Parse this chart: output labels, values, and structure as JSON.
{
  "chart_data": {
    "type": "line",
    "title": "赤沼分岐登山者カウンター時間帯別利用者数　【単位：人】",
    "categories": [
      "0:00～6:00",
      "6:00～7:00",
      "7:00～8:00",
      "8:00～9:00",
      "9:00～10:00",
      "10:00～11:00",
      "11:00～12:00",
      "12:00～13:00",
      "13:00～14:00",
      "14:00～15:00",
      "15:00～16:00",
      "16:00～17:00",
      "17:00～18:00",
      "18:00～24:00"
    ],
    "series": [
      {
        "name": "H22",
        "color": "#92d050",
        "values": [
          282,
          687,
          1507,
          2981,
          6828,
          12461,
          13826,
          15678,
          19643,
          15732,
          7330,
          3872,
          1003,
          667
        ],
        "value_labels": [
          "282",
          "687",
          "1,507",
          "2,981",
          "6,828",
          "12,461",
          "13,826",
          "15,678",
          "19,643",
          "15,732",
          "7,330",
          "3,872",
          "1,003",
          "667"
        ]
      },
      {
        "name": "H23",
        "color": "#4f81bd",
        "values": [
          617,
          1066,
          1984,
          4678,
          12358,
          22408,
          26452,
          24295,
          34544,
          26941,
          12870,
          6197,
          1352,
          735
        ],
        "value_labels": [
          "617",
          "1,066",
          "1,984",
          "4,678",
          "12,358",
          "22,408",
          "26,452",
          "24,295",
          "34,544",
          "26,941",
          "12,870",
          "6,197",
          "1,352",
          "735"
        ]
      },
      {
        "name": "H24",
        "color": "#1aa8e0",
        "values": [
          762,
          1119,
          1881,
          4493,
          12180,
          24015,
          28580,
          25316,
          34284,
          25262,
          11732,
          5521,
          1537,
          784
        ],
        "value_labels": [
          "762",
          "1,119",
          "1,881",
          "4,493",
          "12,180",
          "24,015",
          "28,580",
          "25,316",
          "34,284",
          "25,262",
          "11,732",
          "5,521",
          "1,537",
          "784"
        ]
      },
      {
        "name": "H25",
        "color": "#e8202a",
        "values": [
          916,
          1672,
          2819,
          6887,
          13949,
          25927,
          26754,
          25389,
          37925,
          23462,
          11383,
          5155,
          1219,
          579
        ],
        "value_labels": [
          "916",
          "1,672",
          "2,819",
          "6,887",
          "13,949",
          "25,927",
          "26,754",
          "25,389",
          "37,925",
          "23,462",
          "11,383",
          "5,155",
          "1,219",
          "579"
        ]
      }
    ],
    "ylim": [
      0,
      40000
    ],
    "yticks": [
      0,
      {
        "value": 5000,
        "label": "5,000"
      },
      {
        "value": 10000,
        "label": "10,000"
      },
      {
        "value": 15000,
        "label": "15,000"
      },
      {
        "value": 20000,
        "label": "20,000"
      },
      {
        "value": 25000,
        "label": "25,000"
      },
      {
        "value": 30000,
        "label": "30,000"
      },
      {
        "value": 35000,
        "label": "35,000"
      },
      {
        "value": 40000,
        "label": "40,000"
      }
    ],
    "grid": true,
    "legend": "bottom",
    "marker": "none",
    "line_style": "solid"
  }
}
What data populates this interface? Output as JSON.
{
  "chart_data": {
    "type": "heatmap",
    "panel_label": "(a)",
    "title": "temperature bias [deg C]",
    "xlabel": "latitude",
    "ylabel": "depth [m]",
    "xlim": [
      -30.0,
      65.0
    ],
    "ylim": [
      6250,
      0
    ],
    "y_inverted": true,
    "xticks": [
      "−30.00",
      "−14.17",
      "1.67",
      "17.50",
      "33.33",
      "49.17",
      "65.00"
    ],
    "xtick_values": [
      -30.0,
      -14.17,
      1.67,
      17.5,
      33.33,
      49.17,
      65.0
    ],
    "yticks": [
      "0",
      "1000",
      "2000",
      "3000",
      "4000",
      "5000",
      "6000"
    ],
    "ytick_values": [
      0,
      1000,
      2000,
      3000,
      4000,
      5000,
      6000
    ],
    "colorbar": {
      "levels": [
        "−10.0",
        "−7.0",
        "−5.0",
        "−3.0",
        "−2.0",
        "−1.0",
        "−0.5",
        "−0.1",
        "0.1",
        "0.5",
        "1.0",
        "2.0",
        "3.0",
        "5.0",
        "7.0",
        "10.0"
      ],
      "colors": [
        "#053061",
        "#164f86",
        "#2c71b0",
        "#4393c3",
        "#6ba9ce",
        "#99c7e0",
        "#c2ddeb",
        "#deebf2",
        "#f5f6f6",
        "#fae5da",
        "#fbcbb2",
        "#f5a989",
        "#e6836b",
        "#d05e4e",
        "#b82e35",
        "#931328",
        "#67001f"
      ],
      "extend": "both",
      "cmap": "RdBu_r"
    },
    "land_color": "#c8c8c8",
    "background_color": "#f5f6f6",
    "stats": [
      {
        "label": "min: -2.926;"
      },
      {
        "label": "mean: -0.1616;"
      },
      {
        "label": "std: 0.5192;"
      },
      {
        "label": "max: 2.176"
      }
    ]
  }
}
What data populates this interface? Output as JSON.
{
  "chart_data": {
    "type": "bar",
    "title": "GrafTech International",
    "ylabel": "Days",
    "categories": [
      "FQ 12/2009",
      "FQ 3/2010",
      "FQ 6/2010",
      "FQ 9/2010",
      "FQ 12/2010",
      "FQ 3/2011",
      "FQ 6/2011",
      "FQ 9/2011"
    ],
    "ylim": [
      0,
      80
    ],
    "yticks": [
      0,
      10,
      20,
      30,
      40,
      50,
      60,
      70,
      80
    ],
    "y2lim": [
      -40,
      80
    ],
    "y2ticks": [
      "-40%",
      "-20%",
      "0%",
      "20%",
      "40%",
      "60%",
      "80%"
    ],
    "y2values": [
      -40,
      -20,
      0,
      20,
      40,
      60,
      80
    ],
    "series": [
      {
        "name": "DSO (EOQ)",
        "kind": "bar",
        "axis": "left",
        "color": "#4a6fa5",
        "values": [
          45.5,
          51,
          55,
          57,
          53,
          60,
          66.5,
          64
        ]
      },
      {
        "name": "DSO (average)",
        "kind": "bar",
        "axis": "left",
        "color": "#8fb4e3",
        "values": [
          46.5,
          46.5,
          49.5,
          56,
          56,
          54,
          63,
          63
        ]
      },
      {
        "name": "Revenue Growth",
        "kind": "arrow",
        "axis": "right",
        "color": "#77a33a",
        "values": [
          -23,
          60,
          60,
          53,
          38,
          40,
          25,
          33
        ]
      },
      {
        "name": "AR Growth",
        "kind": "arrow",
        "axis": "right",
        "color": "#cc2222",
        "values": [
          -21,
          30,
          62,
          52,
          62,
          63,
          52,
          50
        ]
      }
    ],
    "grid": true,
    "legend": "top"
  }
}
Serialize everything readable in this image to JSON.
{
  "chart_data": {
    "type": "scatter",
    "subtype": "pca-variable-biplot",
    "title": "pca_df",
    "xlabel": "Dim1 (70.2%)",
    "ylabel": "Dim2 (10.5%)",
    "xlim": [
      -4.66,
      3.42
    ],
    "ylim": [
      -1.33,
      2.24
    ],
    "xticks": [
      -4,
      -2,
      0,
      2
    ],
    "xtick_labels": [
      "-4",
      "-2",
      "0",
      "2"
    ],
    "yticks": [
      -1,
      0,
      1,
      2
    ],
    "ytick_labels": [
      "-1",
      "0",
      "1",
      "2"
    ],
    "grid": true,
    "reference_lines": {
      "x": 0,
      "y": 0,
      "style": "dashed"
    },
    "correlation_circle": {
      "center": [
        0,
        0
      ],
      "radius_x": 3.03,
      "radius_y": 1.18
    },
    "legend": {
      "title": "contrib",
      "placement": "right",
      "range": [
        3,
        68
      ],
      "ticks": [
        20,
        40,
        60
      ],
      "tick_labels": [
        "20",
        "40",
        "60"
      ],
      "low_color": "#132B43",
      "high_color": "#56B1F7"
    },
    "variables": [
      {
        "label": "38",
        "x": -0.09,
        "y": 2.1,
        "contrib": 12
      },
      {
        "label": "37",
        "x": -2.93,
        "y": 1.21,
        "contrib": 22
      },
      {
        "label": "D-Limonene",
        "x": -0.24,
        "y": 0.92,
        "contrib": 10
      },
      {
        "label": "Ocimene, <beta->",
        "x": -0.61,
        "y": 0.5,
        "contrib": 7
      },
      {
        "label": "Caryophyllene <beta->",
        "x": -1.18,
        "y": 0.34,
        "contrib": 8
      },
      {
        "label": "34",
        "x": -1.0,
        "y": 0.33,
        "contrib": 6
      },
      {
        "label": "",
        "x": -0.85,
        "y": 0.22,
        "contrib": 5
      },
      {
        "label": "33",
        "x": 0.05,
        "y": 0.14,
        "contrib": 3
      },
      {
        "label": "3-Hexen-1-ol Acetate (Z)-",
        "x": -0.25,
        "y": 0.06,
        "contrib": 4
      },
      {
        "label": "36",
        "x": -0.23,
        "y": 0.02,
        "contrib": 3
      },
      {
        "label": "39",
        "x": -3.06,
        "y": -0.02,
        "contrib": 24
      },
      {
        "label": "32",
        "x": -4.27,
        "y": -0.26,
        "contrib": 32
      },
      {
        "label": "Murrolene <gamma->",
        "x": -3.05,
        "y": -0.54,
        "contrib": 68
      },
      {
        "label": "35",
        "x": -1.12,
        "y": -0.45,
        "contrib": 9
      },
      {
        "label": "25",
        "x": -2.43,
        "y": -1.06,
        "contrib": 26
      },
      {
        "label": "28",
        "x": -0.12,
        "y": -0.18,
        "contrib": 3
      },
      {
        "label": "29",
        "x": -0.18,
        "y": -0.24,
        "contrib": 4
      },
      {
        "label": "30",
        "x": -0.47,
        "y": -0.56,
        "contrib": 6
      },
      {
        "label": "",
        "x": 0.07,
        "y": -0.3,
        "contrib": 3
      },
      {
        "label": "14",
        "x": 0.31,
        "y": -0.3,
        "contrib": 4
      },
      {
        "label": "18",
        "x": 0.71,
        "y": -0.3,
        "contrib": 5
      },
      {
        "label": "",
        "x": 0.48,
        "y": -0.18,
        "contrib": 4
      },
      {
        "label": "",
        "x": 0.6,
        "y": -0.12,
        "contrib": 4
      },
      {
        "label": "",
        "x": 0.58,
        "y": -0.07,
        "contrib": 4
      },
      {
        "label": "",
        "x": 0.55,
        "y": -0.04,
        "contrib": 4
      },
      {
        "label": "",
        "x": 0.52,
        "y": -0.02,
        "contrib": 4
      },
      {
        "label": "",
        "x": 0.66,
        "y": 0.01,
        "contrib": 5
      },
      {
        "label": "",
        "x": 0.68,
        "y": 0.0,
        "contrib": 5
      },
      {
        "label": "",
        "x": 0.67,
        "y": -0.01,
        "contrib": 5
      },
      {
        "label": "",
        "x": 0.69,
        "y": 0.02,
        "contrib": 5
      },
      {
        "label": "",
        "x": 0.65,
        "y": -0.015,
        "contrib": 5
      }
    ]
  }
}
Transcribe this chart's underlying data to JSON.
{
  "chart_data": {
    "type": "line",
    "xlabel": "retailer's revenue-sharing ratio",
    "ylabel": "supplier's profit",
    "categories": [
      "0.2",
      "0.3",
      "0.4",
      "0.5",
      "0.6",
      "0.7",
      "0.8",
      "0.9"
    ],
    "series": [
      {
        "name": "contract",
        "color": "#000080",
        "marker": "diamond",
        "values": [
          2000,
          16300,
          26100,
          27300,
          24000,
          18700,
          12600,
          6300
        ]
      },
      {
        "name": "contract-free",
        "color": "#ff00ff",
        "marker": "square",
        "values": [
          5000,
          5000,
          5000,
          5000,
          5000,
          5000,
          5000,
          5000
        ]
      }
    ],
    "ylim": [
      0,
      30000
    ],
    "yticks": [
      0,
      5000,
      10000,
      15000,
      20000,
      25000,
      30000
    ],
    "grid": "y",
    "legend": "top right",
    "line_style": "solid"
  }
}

++++

What is being asked —
Work out how many lines of the listing above include the word "xlabel". Reply with nothing but the count.

Reply to the task —
3